Review the lines that follow and copy each one that contains the word "dynamicPCw".

═══ DATASET ENTRIES

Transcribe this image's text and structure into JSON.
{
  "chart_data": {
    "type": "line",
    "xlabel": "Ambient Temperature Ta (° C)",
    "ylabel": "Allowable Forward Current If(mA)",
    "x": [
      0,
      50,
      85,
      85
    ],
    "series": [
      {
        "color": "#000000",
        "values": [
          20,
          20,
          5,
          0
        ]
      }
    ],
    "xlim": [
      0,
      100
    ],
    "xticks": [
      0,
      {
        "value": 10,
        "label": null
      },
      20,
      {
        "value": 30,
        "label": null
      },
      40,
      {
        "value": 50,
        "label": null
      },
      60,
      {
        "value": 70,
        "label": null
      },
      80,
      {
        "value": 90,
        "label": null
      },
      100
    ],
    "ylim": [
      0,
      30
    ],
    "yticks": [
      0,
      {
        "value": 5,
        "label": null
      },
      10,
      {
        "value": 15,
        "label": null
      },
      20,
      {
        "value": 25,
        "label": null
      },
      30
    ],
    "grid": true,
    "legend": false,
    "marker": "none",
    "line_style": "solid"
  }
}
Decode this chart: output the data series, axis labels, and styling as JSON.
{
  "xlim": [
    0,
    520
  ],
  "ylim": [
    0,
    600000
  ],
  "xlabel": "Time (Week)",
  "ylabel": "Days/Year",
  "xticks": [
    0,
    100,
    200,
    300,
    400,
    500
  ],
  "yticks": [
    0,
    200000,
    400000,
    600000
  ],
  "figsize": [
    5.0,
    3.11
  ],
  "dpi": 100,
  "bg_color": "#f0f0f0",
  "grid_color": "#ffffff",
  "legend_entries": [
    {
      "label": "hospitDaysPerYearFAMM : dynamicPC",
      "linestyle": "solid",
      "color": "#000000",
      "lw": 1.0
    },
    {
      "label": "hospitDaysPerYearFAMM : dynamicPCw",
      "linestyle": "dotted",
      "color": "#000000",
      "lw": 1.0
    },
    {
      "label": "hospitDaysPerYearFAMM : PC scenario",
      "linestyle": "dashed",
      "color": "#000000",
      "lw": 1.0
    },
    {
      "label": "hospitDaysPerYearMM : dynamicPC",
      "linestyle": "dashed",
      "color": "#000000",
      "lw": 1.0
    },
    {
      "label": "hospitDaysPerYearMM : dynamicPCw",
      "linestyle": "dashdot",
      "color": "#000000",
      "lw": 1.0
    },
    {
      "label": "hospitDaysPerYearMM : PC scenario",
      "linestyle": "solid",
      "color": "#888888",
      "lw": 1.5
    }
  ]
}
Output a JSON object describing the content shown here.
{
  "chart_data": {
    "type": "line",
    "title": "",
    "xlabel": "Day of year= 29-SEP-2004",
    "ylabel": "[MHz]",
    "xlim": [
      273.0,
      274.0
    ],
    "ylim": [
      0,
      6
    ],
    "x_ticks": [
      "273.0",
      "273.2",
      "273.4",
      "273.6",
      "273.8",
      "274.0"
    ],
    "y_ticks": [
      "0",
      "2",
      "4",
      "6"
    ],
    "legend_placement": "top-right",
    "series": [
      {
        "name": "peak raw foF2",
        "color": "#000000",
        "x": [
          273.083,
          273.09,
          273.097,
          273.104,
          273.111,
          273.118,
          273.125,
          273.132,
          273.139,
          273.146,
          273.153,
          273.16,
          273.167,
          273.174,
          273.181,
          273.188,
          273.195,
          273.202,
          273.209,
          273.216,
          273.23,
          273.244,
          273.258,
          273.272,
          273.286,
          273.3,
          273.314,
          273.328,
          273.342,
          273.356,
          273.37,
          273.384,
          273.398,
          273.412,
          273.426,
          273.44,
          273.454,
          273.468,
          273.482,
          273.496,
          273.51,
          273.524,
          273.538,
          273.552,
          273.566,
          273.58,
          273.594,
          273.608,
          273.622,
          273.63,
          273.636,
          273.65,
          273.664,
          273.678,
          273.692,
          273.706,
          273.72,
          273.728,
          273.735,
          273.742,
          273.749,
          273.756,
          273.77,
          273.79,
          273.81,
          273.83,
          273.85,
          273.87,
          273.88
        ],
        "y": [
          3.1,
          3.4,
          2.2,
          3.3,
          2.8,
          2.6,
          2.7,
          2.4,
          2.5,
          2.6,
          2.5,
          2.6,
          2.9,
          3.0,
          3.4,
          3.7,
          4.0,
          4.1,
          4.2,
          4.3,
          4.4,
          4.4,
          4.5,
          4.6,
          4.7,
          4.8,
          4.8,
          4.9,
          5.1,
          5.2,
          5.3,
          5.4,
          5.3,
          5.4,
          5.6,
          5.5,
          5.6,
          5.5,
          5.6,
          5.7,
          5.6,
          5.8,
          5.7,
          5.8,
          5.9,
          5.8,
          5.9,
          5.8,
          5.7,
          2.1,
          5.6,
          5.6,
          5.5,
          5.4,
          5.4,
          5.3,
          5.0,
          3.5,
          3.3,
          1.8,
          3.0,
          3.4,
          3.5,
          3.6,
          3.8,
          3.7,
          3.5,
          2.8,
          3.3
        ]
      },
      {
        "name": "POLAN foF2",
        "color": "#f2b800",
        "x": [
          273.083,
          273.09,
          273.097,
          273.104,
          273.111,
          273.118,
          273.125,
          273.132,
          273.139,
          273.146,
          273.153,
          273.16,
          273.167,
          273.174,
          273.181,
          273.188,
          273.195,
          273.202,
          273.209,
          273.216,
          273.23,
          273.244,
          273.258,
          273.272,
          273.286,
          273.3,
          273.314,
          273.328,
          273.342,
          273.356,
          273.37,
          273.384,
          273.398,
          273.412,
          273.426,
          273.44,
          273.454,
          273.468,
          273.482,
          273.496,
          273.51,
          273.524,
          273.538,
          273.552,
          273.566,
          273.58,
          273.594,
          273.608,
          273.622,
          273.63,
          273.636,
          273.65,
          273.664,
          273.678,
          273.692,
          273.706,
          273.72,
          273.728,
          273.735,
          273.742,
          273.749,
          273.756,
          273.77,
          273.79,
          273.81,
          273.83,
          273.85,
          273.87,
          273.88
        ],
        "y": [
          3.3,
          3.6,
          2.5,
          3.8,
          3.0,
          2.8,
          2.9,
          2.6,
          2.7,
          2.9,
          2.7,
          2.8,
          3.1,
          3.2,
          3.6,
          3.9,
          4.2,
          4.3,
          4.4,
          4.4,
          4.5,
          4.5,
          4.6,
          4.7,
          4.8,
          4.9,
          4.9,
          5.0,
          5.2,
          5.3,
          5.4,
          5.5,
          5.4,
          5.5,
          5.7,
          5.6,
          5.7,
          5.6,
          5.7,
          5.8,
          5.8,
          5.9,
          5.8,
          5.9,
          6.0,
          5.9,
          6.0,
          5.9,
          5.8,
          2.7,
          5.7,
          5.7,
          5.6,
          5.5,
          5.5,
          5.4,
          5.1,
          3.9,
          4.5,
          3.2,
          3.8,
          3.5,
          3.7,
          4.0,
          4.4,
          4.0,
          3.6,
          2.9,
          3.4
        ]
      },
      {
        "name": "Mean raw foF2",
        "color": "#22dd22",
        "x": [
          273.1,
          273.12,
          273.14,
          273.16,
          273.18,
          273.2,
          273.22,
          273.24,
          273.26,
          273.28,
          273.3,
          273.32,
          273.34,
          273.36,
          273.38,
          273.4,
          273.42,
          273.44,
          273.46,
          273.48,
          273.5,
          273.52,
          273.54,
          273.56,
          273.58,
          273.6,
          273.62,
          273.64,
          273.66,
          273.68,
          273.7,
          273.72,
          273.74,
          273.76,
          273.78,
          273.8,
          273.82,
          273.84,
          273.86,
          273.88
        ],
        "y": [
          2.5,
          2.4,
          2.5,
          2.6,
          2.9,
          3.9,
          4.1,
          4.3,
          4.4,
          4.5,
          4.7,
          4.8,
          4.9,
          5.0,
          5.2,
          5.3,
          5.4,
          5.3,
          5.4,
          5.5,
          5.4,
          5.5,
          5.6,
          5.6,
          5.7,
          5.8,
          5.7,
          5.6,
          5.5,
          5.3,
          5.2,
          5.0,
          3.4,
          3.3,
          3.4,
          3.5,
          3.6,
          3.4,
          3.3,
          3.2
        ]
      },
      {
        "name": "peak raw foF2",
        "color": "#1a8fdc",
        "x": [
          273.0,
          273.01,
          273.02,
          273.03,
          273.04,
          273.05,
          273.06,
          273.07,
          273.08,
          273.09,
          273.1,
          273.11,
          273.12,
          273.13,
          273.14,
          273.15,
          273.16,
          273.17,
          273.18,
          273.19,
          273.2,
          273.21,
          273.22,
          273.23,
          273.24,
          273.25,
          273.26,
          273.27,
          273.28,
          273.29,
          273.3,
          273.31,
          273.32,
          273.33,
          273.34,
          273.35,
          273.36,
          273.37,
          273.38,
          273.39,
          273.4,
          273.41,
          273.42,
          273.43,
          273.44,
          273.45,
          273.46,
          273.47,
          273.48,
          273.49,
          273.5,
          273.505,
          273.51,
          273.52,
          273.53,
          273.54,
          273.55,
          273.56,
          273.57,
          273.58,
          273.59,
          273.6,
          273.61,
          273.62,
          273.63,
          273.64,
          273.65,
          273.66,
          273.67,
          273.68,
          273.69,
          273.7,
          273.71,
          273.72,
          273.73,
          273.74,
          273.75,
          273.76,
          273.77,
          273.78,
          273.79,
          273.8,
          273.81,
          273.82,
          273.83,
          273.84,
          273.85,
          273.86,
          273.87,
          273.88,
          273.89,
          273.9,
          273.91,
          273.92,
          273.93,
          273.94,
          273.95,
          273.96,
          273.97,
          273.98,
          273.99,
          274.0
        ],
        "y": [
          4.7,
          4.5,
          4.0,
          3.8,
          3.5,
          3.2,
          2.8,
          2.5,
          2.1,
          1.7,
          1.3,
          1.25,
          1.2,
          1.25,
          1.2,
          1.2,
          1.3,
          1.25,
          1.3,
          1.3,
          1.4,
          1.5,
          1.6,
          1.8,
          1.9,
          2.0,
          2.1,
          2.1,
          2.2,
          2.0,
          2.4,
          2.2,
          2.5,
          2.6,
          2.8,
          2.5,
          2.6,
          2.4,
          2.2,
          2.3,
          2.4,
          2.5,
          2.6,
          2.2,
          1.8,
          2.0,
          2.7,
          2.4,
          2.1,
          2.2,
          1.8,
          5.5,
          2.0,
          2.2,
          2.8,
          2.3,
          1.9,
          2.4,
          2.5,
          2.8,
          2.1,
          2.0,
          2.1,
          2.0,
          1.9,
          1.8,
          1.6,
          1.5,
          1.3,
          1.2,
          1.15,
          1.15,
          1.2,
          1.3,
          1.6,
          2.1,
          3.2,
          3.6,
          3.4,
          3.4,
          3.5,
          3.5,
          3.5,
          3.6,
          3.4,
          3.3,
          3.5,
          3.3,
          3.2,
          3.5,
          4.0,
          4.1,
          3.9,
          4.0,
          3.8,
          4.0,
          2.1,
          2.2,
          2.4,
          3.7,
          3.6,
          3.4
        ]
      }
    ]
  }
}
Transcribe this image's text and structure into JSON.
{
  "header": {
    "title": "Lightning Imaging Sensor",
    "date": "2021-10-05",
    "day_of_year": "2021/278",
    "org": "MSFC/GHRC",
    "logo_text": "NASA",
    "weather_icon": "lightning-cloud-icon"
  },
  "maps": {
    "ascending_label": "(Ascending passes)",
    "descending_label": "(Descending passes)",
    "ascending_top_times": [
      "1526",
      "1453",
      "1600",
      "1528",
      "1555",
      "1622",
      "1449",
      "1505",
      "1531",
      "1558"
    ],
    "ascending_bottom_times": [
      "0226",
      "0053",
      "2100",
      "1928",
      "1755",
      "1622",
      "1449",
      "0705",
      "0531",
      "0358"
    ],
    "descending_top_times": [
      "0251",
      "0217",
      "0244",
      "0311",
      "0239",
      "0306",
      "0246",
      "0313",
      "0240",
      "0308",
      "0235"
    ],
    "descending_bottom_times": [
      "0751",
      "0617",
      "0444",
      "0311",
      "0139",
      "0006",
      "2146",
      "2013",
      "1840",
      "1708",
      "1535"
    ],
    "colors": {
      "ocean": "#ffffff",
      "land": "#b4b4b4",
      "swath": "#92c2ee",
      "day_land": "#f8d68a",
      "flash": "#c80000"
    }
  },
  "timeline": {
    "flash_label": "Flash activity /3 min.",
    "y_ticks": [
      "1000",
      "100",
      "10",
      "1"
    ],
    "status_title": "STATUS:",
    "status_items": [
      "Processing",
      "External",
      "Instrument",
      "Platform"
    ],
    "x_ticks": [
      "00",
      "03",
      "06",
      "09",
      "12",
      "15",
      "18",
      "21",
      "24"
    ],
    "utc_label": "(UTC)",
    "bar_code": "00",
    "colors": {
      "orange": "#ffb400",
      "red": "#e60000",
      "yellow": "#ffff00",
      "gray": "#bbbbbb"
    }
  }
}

══════

=== ANSWER FOR THIS EXERCISE ===
      "label": "hospitDaysPerYearFAMM : dynamicPCw",
      "label": "hospitDaysPerYearMM : dynamicPCw",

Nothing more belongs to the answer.